• **Your instructions**
Restate each line word for word. Leave out every picture.

• **Task data**
************
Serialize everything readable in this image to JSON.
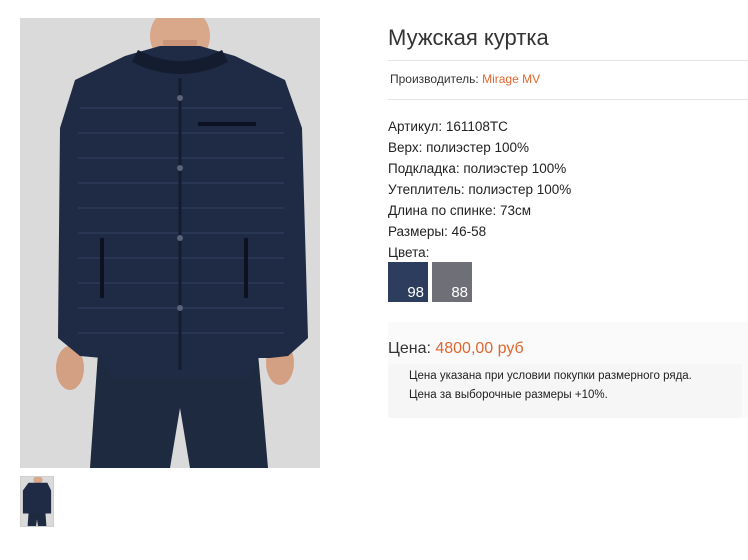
{
  "product": {
    "title": "Мужская куртка",
    "maker_label": "Производитель: ",
    "maker_link": "Mirage MV",
    "specs": [
      "Артикул: 161108ТС",
      "Верх: полиэстер 100%",
      "Подкладка: полиэстер 100%",
      "Утеплитель: полиэстер 100%",
      "Длина по спинке: 73см",
      "Размеры: 46-58"
    ],
    "colors_label": "Цвета:",
    "colors": [
      {
        "code": "98",
        "hex": "#2c3d5e"
      },
      {
        "code": "88",
        "hex": "#6f6f78"
      }
    ],
    "price_label": "Цена: ",
    "price_value": "4800,00 руб",
    "notes": [
      "Цена указана при условии покупки размерного ряда.",
      "Цена за выборочные размеры +10%."
    ]
  },
  "images": {
    "main": "jacket-photo",
    "thumbnail": "jacket-thumbnail"
  },
  "theme": {
    "accent": "#e0662e",
    "jacket": "#1f2a44"
  }
}
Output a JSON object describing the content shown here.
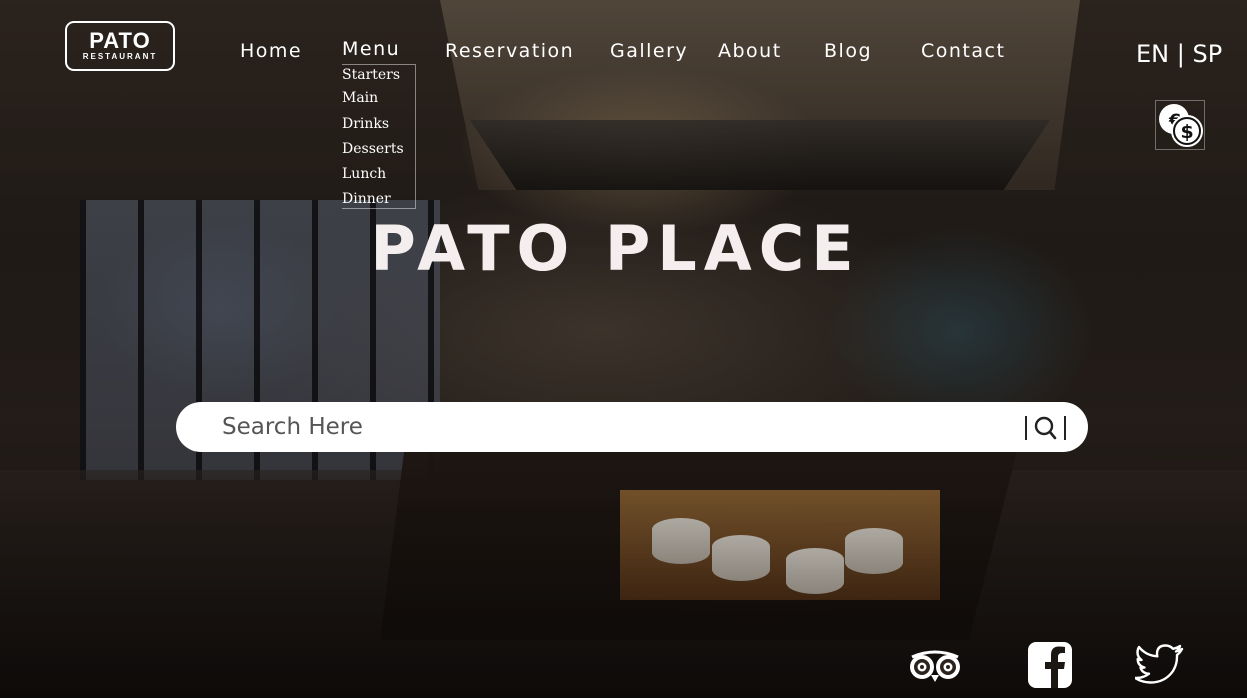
{
  "logo": {
    "title": "PATO",
    "subtitle": "RESTAURANT"
  },
  "nav": {
    "items": [
      {
        "label": "Home"
      },
      {
        "label": "Menu"
      },
      {
        "label": "Reservation"
      },
      {
        "label": "Gallery"
      },
      {
        "label": "About"
      },
      {
        "label": "Blog"
      },
      {
        "label": "Contact"
      }
    ],
    "menu_dropdown": [
      "Starters",
      "Main",
      "Drinks",
      "Desserts",
      "Lunch",
      "Dinner"
    ]
  },
  "language": {
    "en": "EN",
    "separator": "|",
    "sp": "SP"
  },
  "currency": {
    "icon": "currency-euro-dollar-icon"
  },
  "hero": {
    "title": "PATO PLACE"
  },
  "search": {
    "placeholder": "Search Here",
    "icon": "search-icon"
  },
  "social": {
    "icons": [
      "tripadvisor-icon",
      "facebook-icon",
      "twitter-icon"
    ]
  }
}
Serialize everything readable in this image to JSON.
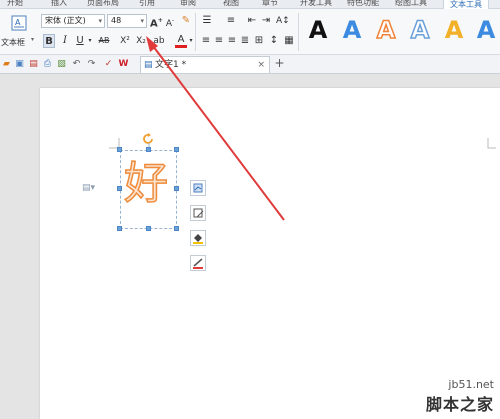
{
  "tabs": [
    "开始",
    "插入",
    "页面布局",
    "引用",
    "审阅",
    "视图",
    "章节",
    "开发工具",
    "特色功能",
    "绘图工具",
    "文本工具"
  ],
  "active_tab": "文本工具",
  "ribbon": {
    "textbox_label": "文本框",
    "font_name": "宋体 (正文)",
    "font_size": "48",
    "bold": "B",
    "italic": "I",
    "underline": "U",
    "strike": "AB",
    "superscript": "X²",
    "subscript": "X₂",
    "grow_font": "A",
    "shrink_font": "A",
    "font_color": "A",
    "text_style_samples": [
      "A",
      "A",
      "A",
      "A",
      "A",
      "A"
    ]
  },
  "document_tab": "文字1 *",
  "page": {
    "char": "好"
  },
  "watermark": {
    "site": "jb51.net",
    "brand": "脚本之家"
  },
  "colors": {
    "ribbon_bg": "#f7f8fa",
    "accent": "#2f6db5",
    "orange": "#f4a05a",
    "arrow": "#e03a3a"
  }
}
************
• **Result**
Serialize everything readable in this image to JSON.
{
  "product": {
    "title": "Мужская куртка",
    "maker_label": "Производитель: ",
    "maker_link": "Mirage MV",
    "specs": [
      "Артикул: 161108ТС",
      "Верх: полиэстер 100%",
      "Подкладка: полиэстер 100%",
      "Утеплитель: полиэстер 100%",
      "Длина по спинке: 73см",
      "Размеры: 46-58"
    ],
    "colors_label": "Цвета:",
    "colors": [
      {
        "code": "98",
        "hex": "#2c3d5e"
      },
      {
        "code": "88",
        "hex": "#6f6f78"
      }
    ],
    "price_label": "Цена: ",
    "price_value": "4800,00 руб",
    "notes": [
      "Цена указана при условии покупки размерного ряда.",
      "Цена за выборочные размеры +10%."
    ]
  },
  "images": {
    "main": "jacket-photo",
    "thumbnail": "jacket-thumbnail"
  },
  "theme": {
    "accent": "#e0662e",
    "jacket": "#1f2a44"
  }
}
Output a JSON object describing the content shown here.
{
  "logo": {
    "title": "PATO",
    "subtitle": "RESTAURANT"
  },
  "nav": {
    "items": [
      {
        "label": "Home"
      },
      {
        "label": "Menu"
      },
      {
        "label": "Reservation"
      },
      {
        "label": "Gallery"
      },
      {
        "label": "About"
      },
      {
        "label": "Blog"
      },
      {
        "label": "Contact"
      }
    ],
    "menu_dropdown": [
      "Starters",
      "Main",
      "Drinks",
      "Desserts",
      "Lunch",
      "Dinner"
    ]
  },
  "language": {
    "en": "EN",
    "separator": "|",
    "sp": "SP"
  },
  "currency": {
    "icon": "currency-euro-dollar-icon"
  },
  "hero": {
    "title": "PATO PLACE"
  },
  "search": {
    "placeholder": "Search Here",
    "icon": "search-icon"
  },
  "social": {
    "icons": [
      "tripadvisor-icon",
      "facebook-icon",
      "twitter-icon"
    ]
  }
}
Serialize everything readable in this image to JSON.
{
  "tabs": [
    "开始",
    "插入",
    "页面布局",
    "引用",
    "审阅",
    "视图",
    "章节",
    "开发工具",
    "特色功能",
    "绘图工具",
    "文本工具"
  ],
  "active_tab": "文本工具",
  "ribbon": {
    "textbox_label": "文本框",
    "font_name": "宋体 (正文)",
    "font_size": "48",
    "bold": "B",
    "italic": "I",
    "underline": "U",
    "strike": "AB",
    "superscript": "X²",
    "subscript": "X₂",
    "grow_font": "A",
    "shrink_font": "A",
    "font_color": "A",
    "text_style_samples": [
      "A",
      "A",
      "A",
      "A",
      "A",
      "A"
    ]
  },
  "document_tab": "文字1 *",
  "page": {
    "char": "好"
  },
  "watermark": {
    "site": "jb51.net",
    "brand": "脚本之家"
  },
  "colors": {
    "ribbon_bg": "#f7f8fa",
    "accent": "#2f6db5",
    "orange": "#f4a05a",
    "arrow": "#e03a3a"
  }
}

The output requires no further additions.